> **Aim**
Scan the data below and report how many lines include the word "JSON". Nothing else is wanted.

> **Dataset**
+++++

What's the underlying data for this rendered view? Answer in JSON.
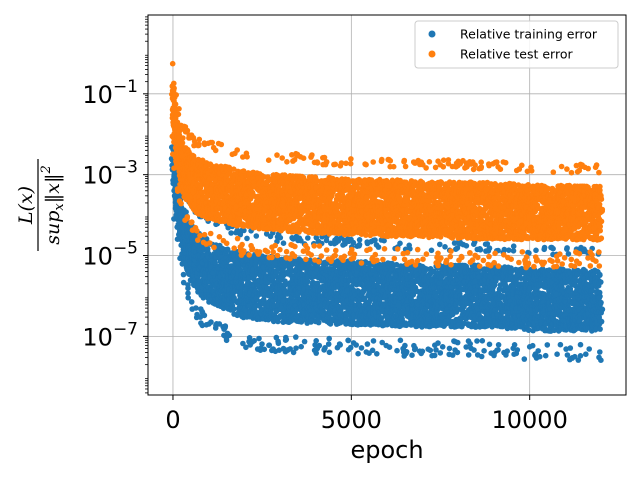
{
  "chart_data": {
    "type": "scatter",
    "xlabel": "epoch",
    "ylabel": {
      "numerator": "L(x)",
      "denominator": "sup",
      "denominator_sub": "x",
      "denominator_norm": "‖x‖",
      "denominator_sup": "2"
    },
    "xlim": [
      -700,
      12700
    ],
    "ylim_log10": [
      -8.45,
      0.95
    ],
    "y_scale": "log",
    "x_ticks": [
      0,
      5000,
      10000
    ],
    "x_tick_labels": [
      "0",
      "5000",
      "10000"
    ],
    "y_ticks_log10": [
      -7,
      -5,
      -3,
      -1
    ],
    "y_tick_labels": [
      {
        "base": "10",
        "exp": "−7"
      },
      {
        "base": "10",
        "exp": "−5"
      },
      {
        "base": "10",
        "exp": "−3"
      },
      {
        "base": "10",
        "exp": "−1"
      }
    ],
    "grid": true,
    "legend_position": "top-right",
    "series": [
      {
        "name": "Relative training error",
        "color": "#1f77b4",
        "epochs": [
          0,
          12000
        ],
        "envelope_log10": [
          {
            "x": 0,
            "low": -3.2,
            "high": -2.0
          },
          {
            "x": 100,
            "low": -4.3,
            "high": -2.6
          },
          {
            "x": 300,
            "low": -5.4,
            "high": -3.6
          },
          {
            "x": 600,
            "low": -6.1,
            "high": -4.1
          },
          {
            "x": 1000,
            "low": -6.5,
            "high": -4.3
          },
          {
            "x": 2000,
            "low": -6.9,
            "high": -4.6
          },
          {
            "x": 3000,
            "low": -7.0,
            "high": -4.7
          },
          {
            "x": 5000,
            "low": -7.05,
            "high": -4.8
          },
          {
            "x": 7000,
            "low": -7.1,
            "high": -4.9
          },
          {
            "x": 9000,
            "low": -7.1,
            "high": -4.9
          },
          {
            "x": 10000,
            "low": -7.2,
            "high": -5.0
          },
          {
            "x": 12000,
            "low": -7.2,
            "high": -5.0
          }
        ]
      },
      {
        "name": "Relative test error",
        "color": "#ff7f0e",
        "epochs": [
          0,
          12000
        ],
        "envelope_log10": [
          {
            "x": 0,
            "low": -1.8,
            "high": -0.45
          },
          {
            "x": 100,
            "low": -3.0,
            "high": -1.4
          },
          {
            "x": 300,
            "low": -3.8,
            "high": -2.0
          },
          {
            "x": 600,
            "low": -4.2,
            "high": -2.3
          },
          {
            "x": 1000,
            "low": -4.4,
            "high": -2.4
          },
          {
            "x": 2000,
            "low": -4.6,
            "high": -2.6
          },
          {
            "x": 3000,
            "low": -4.7,
            "high": -2.7
          },
          {
            "x": 5000,
            "low": -4.8,
            "high": -2.8
          },
          {
            "x": 7000,
            "low": -4.85,
            "high": -2.85
          },
          {
            "x": 9000,
            "low": -4.9,
            "high": -2.9
          },
          {
            "x": 10000,
            "low": -4.9,
            "high": -2.95
          },
          {
            "x": 12000,
            "low": -4.9,
            "high": -3.0
          }
        ]
      }
    ]
  }
}
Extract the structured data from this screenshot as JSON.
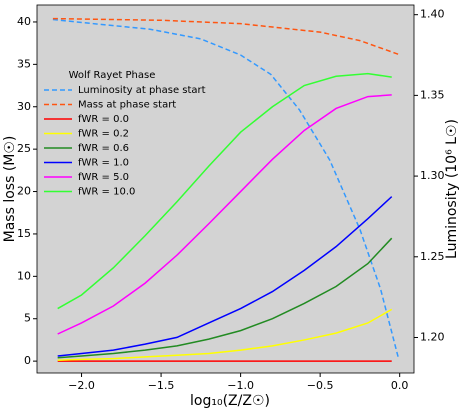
{
  "chart_data": {
    "type": "line",
    "xlabel": "log₁₀(Z/Z☉)",
    "ylabel": "Mass loss (M☉)",
    "y2label": "Luminosity (10⁶ L☉)",
    "legend_title": "Wolf Rayet Phase",
    "legend": "upper left",
    "xlim": [
      -2.28,
      0.09
    ],
    "ylim": [
      -1.4,
      42
    ],
    "y2lim": [
      1.178,
      1.406
    ],
    "xticks": [
      {
        "value": -2.0,
        "label": "−2.0"
      },
      {
        "value": -1.5,
        "label": "−1.5"
      },
      {
        "value": -1.0,
        "label": "−1.0"
      },
      {
        "value": -0.5,
        "label": "−0.5"
      },
      {
        "value": 0.0,
        "label": "0.0"
      }
    ],
    "yticks": [
      0,
      5,
      10,
      15,
      20,
      25,
      30,
      35,
      40
    ],
    "y2ticks": [
      {
        "value": 1.2,
        "label": "1.20"
      },
      {
        "value": 1.25,
        "label": "1.25"
      },
      {
        "value": 1.3,
        "label": "1.30"
      },
      {
        "value": 1.35,
        "label": "1.35"
      },
      {
        "value": 1.4,
        "label": "1.40"
      }
    ],
    "series": [
      {
        "name": "Luminosity at phase start",
        "color": "#3399ff",
        "linestyle": "dashed",
        "axis": "y2",
        "x": [
          -2.18,
          -1.88,
          -1.57,
          -1.25,
          -1.0,
          -0.81,
          -0.63,
          -0.44,
          -0.25,
          -0.12,
          -0.01
        ],
        "values": [
          1.397,
          1.394,
          1.391,
          1.385,
          1.375,
          1.363,
          1.341,
          1.31,
          1.267,
          1.23,
          1.188
        ]
      },
      {
        "name": "Mass at phase start",
        "color": "#ff5511",
        "linestyle": "dashed",
        "x": [
          -2.18,
          -1.5,
          -1.0,
          -0.5,
          -0.25,
          -0.01
        ],
        "values": [
          40.4,
          40.2,
          39.8,
          38.8,
          37.8,
          36.2
        ]
      },
      {
        "name": "fWR = 0.0",
        "color": "#ff0000",
        "linestyle": "solid",
        "x": [
          -2.15,
          -2.0,
          -1.8,
          -1.6,
          -1.4,
          -1.2,
          -1.0,
          -0.8,
          -0.6,
          -0.4,
          -0.2,
          -0.05
        ],
        "values": [
          0,
          0,
          0,
          0,
          0,
          0,
          0,
          0,
          0,
          0,
          0,
          0
        ]
      },
      {
        "name": "fWR = 0.2",
        "color": "#ffff00",
        "linestyle": "solid",
        "x": [
          -2.15,
          -2.0,
          -1.8,
          -1.6,
          -1.4,
          -1.2,
          -1.0,
          -0.8,
          -0.6,
          -0.4,
          -0.2,
          -0.05
        ],
        "values": [
          0.1,
          0.2,
          0.3,
          0.5,
          0.7,
          0.9,
          1.3,
          1.8,
          2.5,
          3.3,
          4.5,
          6.1
        ]
      },
      {
        "name": "fWR = 0.6",
        "color": "#228b22",
        "linestyle": "solid",
        "x": [
          -2.15,
          -2.0,
          -1.8,
          -1.6,
          -1.4,
          -1.2,
          -1.0,
          -0.8,
          -0.6,
          -0.4,
          -0.2,
          -0.05
        ],
        "values": [
          0.4,
          0.6,
          0.9,
          1.3,
          1.8,
          2.6,
          3.6,
          5.0,
          6.8,
          8.8,
          11.5,
          14.5
        ]
      },
      {
        "name": "fWR = 1.0",
        "color": "#0000ff",
        "linestyle": "solid",
        "x": [
          -2.15,
          -2.0,
          -1.8,
          -1.6,
          -1.4,
          -1.2,
          -1.0,
          -0.8,
          -0.6,
          -0.4,
          -0.2,
          -0.05
        ],
        "values": [
          0.6,
          0.9,
          1.3,
          2.0,
          2.8,
          4.5,
          6.2,
          8.2,
          10.7,
          13.5,
          16.8,
          19.4
        ]
      },
      {
        "name": "fWR = 5.0",
        "color": "#ff00ff",
        "linestyle": "solid",
        "x": [
          -2.15,
          -2.0,
          -1.8,
          -1.6,
          -1.4,
          -1.2,
          -1.0,
          -0.8,
          -0.6,
          -0.4,
          -0.2,
          -0.05
        ],
        "values": [
          3.2,
          4.5,
          6.5,
          9.2,
          12.5,
          16.2,
          20,
          23.8,
          27.2,
          29.8,
          31.2,
          31.4
        ]
      },
      {
        "name": "fWR = 10.0",
        "color": "#33ff33",
        "linestyle": "solid",
        "x": [
          -2.15,
          -2.0,
          -1.8,
          -1.6,
          -1.4,
          -1.2,
          -1.0,
          -0.8,
          -0.6,
          -0.4,
          -0.2,
          -0.05
        ],
        "values": [
          6.2,
          7.8,
          11,
          14.8,
          18.8,
          23,
          27,
          30,
          32.5,
          33.6,
          33.9,
          33.5
        ]
      }
    ]
  }
}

+++++

> **Solution to this task**
2